--- Start ---

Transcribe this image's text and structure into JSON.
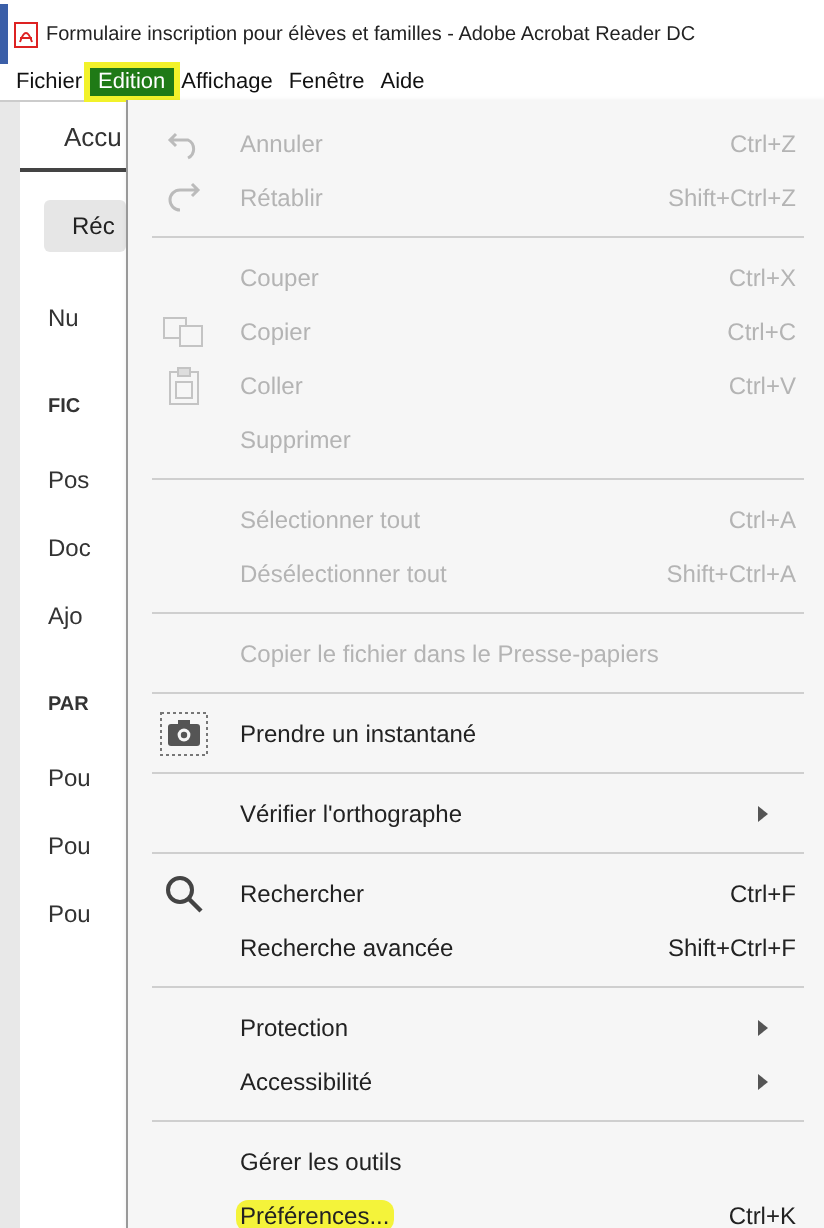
{
  "window": {
    "title": "Formulaire inscription pour élèves et familles - Adobe Acrobat Reader DC"
  },
  "menubar": [
    {
      "label": "Fichier",
      "selected": false
    },
    {
      "label": "Edition",
      "selected": true
    },
    {
      "label": "Affichage",
      "selected": false
    },
    {
      "label": "Fenêtre",
      "selected": false
    },
    {
      "label": "Aide",
      "selected": false
    }
  ],
  "left_panel": {
    "tab": "Accu",
    "items": [
      {
        "kind": "button",
        "label": "Réc"
      },
      {
        "kind": "item",
        "label": "Nu"
      },
      {
        "kind": "heading",
        "label": "FIC"
      },
      {
        "kind": "item",
        "label": "Pos"
      },
      {
        "kind": "item",
        "label": "Doc"
      },
      {
        "kind": "item",
        "label": "Ajo"
      },
      {
        "kind": "heading",
        "label": "PAR"
      },
      {
        "kind": "item",
        "label": "Pou"
      },
      {
        "kind": "item",
        "label": "Pou"
      },
      {
        "kind": "item",
        "label": "Pou"
      }
    ]
  },
  "edit_menu": [
    {
      "kind": "item",
      "label": "Annuler",
      "shortcut": "Ctrl+Z",
      "disabled": true,
      "submenu": false,
      "highlighted": false
    },
    {
      "kind": "item",
      "label": "Rétablir",
      "shortcut": "Shift+Ctrl+Z",
      "disabled": true,
      "submenu": false,
      "highlighted": false
    },
    {
      "kind": "separator"
    },
    {
      "kind": "item",
      "label": "Couper",
      "shortcut": "Ctrl+X",
      "disabled": true,
      "submenu": false,
      "highlighted": false
    },
    {
      "kind": "item",
      "label": "Copier",
      "shortcut": "Ctrl+C",
      "disabled": true,
      "submenu": false,
      "highlighted": false
    },
    {
      "kind": "item",
      "label": "Coller",
      "shortcut": "Ctrl+V",
      "disabled": true,
      "submenu": false,
      "highlighted": false
    },
    {
      "kind": "item",
      "label": "Supprimer",
      "disabled": true,
      "submenu": false,
      "highlighted": false
    },
    {
      "kind": "separator"
    },
    {
      "kind": "item",
      "label": "Sélectionner tout",
      "shortcut": "Ctrl+A",
      "disabled": true,
      "submenu": false,
      "highlighted": false
    },
    {
      "kind": "item",
      "label": "Désélectionner tout",
      "shortcut": "Shift+Ctrl+A",
      "disabled": true,
      "submenu": false,
      "highlighted": false
    },
    {
      "kind": "separator"
    },
    {
      "kind": "item",
      "label": "Copier le fichier dans le Presse-papiers",
      "disabled": true,
      "submenu": false,
      "highlighted": false
    },
    {
      "kind": "separator"
    },
    {
      "kind": "item",
      "label": "Prendre un instantané",
      "disabled": false,
      "submenu": false,
      "highlighted": false
    },
    {
      "kind": "separator"
    },
    {
      "kind": "item",
      "label": "Vérifier l'orthographe",
      "disabled": false,
      "submenu": true,
      "highlighted": false
    },
    {
      "kind": "separator"
    },
    {
      "kind": "item",
      "label": "Rechercher",
      "shortcut": "Ctrl+F",
      "disabled": false,
      "submenu": false,
      "highlighted": false
    },
    {
      "kind": "item",
      "label": "Recherche avancée",
      "shortcut": "Shift+Ctrl+F",
      "disabled": false,
      "submenu": false,
      "highlighted": false
    },
    {
      "kind": "separator"
    },
    {
      "kind": "item",
      "label": "Protection",
      "disabled": false,
      "submenu": true,
      "highlighted": false
    },
    {
      "kind": "item",
      "label": "Accessibilité",
      "disabled": false,
      "submenu": true,
      "highlighted": false
    },
    {
      "kind": "separator"
    },
    {
      "kind": "item",
      "label": "Gérer les outils",
      "disabled": false,
      "submenu": false,
      "highlighted": false
    },
    {
      "kind": "item",
      "label": "Préférences...",
      "shortcut": "Ctrl+K",
      "disabled": false,
      "submenu": false,
      "highlighted": true
    }
  ]
}
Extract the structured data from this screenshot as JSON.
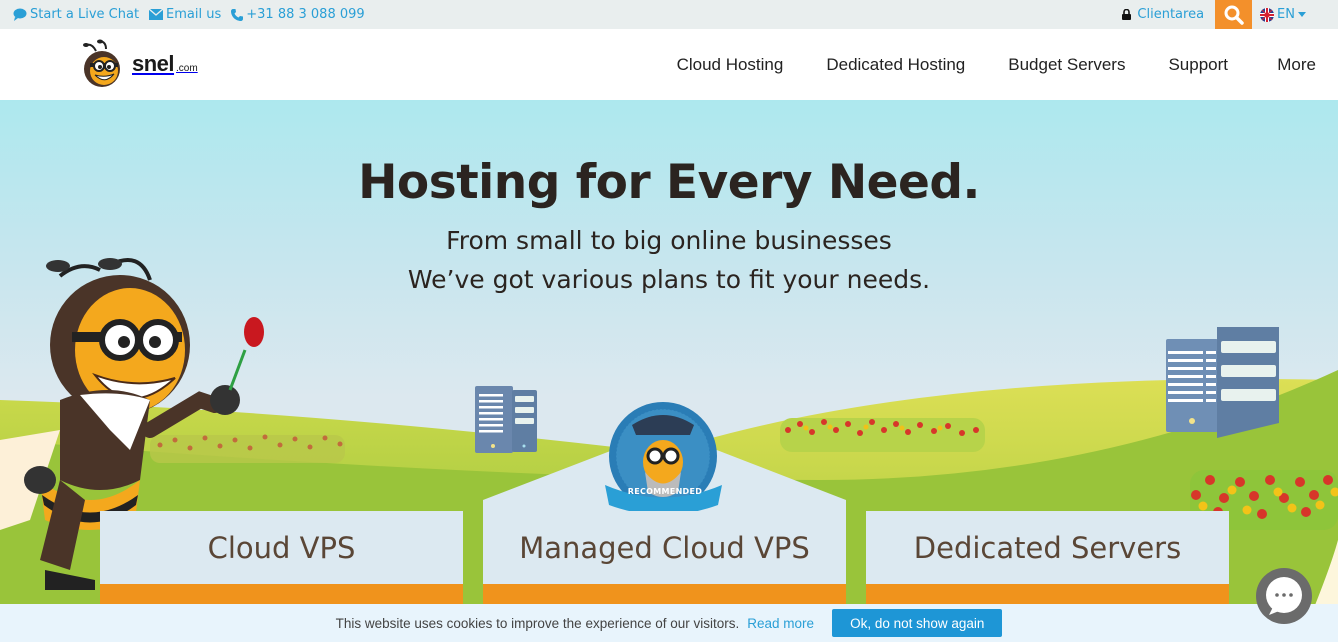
{
  "topbar": {
    "live_chat": "Start a Live Chat",
    "email": "Email us",
    "phone": "+31 88 3 088 099",
    "clientarea": "Clientarea",
    "language": "EN",
    "icons": {
      "chat": "chat-icon",
      "email": "envelope-icon",
      "phone": "phone-icon",
      "lock": "lock-icon",
      "search": "search-icon",
      "flag": "uk-flag-icon",
      "caret": "caret-down-icon"
    }
  },
  "header": {
    "logo_text": "snel",
    "logo_suffix": ".com",
    "nav": [
      {
        "label": "Cloud Hosting"
      },
      {
        "label": "Dedicated Hosting"
      },
      {
        "label": "Budget Servers"
      },
      {
        "label": "Support"
      },
      {
        "label": "More"
      }
    ]
  },
  "hero": {
    "title": "Hosting for Every Need.",
    "subtitle_line1": "From small to big online businesses",
    "subtitle_line2": "We’ve got various plans to fit your needs.",
    "badge": "RECOMMENDED"
  },
  "plans": [
    {
      "label": "Cloud VPS"
    },
    {
      "label": "Managed Cloud VPS"
    },
    {
      "label": "Dedicated Servers"
    }
  ],
  "cookie": {
    "message": "This website uses cookies to improve the experience of our visitors.",
    "read_more": "Read more",
    "ok_button": "Ok, do not show again"
  },
  "colors": {
    "accent_orange": "#f3902b",
    "link_blue": "#2a9fd6",
    "button_blue": "#1e96d6",
    "card_bar_orange": "#f0931c",
    "heading_dark": "#2b2420",
    "card_text_brown": "#5a4636"
  }
}
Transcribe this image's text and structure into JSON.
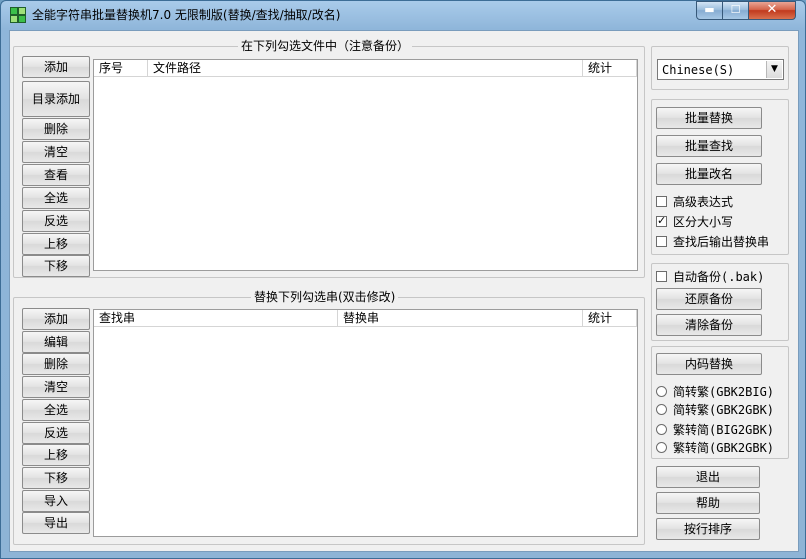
{
  "window": {
    "title": "全能字符串批量替换机7.0 无限制版(替换/查找/抽取/改名)",
    "minimize_glyph": "▬",
    "maximize_glyph": "☐",
    "close_glyph": "✕",
    "app_icon": "green-grid-icon"
  },
  "files_group": {
    "title": "在下列勾选文件中（注意备份）",
    "buttons": [
      "添加",
      "目录添加",
      "删除",
      "清空",
      "查看",
      "全选",
      "反选",
      "上移",
      "下移"
    ],
    "columns": [
      "序号",
      "文件路径",
      "统计"
    ]
  },
  "strings_group": {
    "title": "替换下列勾选串(双击修改)",
    "buttons": [
      "添加",
      "编辑",
      "删除",
      "清空",
      "全选",
      "反选",
      "上移",
      "下移",
      "导入",
      "导出"
    ],
    "columns": [
      "查找串",
      "替换串",
      "统计"
    ]
  },
  "language": {
    "selected": "Chinese(S)"
  },
  "actions": {
    "buttons": [
      "批量替换",
      "批量查找",
      "批量改名"
    ],
    "options": [
      {
        "label": "高级表达式",
        "checked": false
      },
      {
        "label": "区分大小写",
        "checked": true
      },
      {
        "label": "查找后输出替换串",
        "checked": false
      }
    ]
  },
  "backup": {
    "auto_backup_label": "自动备份(.bak)",
    "auto_backup_checked": false,
    "restore_label": "还原备份",
    "clear_label": "清除备份"
  },
  "encoding": {
    "button_label": "内码替换",
    "options": [
      "简转繁(GBK2BIG)",
      "简转繁(GBK2GBK)",
      "繁转简(BIG2GBK)",
      "繁转简(GBK2GBK)"
    ]
  },
  "footer_buttons": [
    "退出",
    "帮助",
    "按行排序"
  ],
  "colors": {
    "title_bar": "#a9cbea",
    "client_bg": "#f0f0f0",
    "close_button": "#c0391d",
    "icon_green": "#2e9e3a"
  }
}
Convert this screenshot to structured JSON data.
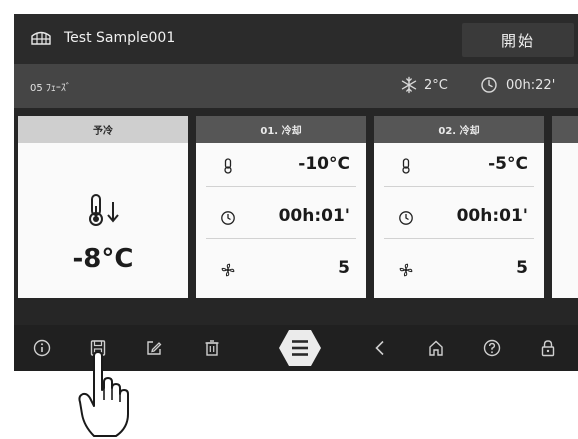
{
  "header": {
    "sample_name": "Test Sample001",
    "start_label": "開始"
  },
  "status": {
    "phase_count": "05 ﾌｪｰｽﾞ",
    "temperature": "2°C",
    "time": "00h:22'"
  },
  "precool": {
    "title": "予冷",
    "temperature": "-8°C"
  },
  "steps": [
    {
      "title": "01. 冷却",
      "temperature": "-10°C",
      "time": "00h:01'",
      "fan": "5"
    },
    {
      "title": "02. 冷却",
      "temperature": "-5°C",
      "time": "00h:01'",
      "fan": "5"
    }
  ],
  "icons": {
    "app": "trays-icon",
    "snow": "snowflake-icon",
    "clock": "clock-icon",
    "thermometer": "thermometer-icon",
    "fan": "fan-icon",
    "bottom_nav": [
      "info-icon",
      "save-icon",
      "edit-icon",
      "delete-icon",
      "menu-icon",
      "back-icon",
      "home-icon",
      "help-icon",
      "lock-icon"
    ]
  },
  "colors": {
    "screen_bg": "#262626",
    "card_bg": "#fafafa",
    "step_header": "#565656",
    "menu_button": "#ebebeb"
  }
}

--- End ---

Take the line that contains "Convert this screenshot" and every line after it up to the end of the records above, and restate them exactly, without the pictures.

Convert this screenshot to structured JSON data.
{
  "header": {
    "sample_name": "Test Sample001",
    "start_label": "開始"
  },
  "status": {
    "phase_count": "05 ﾌｪｰｽﾞ",
    "temperature": "2°C",
    "time": "00h:22'"
  },
  "precool": {
    "title": "予冷",
    "temperature": "-8°C"
  },
  "steps": [
    {
      "title": "01. 冷却",
      "temperature": "-10°C",
      "time": "00h:01'",
      "fan": "5"
    },
    {
      "title": "02. 冷却",
      "temperature": "-5°C",
      "time": "00h:01'",
      "fan": "5"
    }
  ],
  "icons": {
    "app": "trays-icon",
    "snow": "snowflake-icon",
    "clock": "clock-icon",
    "thermometer": "thermometer-icon",
    "fan": "fan-icon",
    "bottom_nav": [
      "info-icon",
      "save-icon",
      "edit-icon",
      "delete-icon",
      "menu-icon",
      "back-icon",
      "home-icon",
      "help-icon",
      "lock-icon"
    ]
  },
  "colors": {
    "screen_bg": "#262626",
    "card_bg": "#fafafa",
    "step_header": "#565656",
    "menu_button": "#ebebeb"
  }
}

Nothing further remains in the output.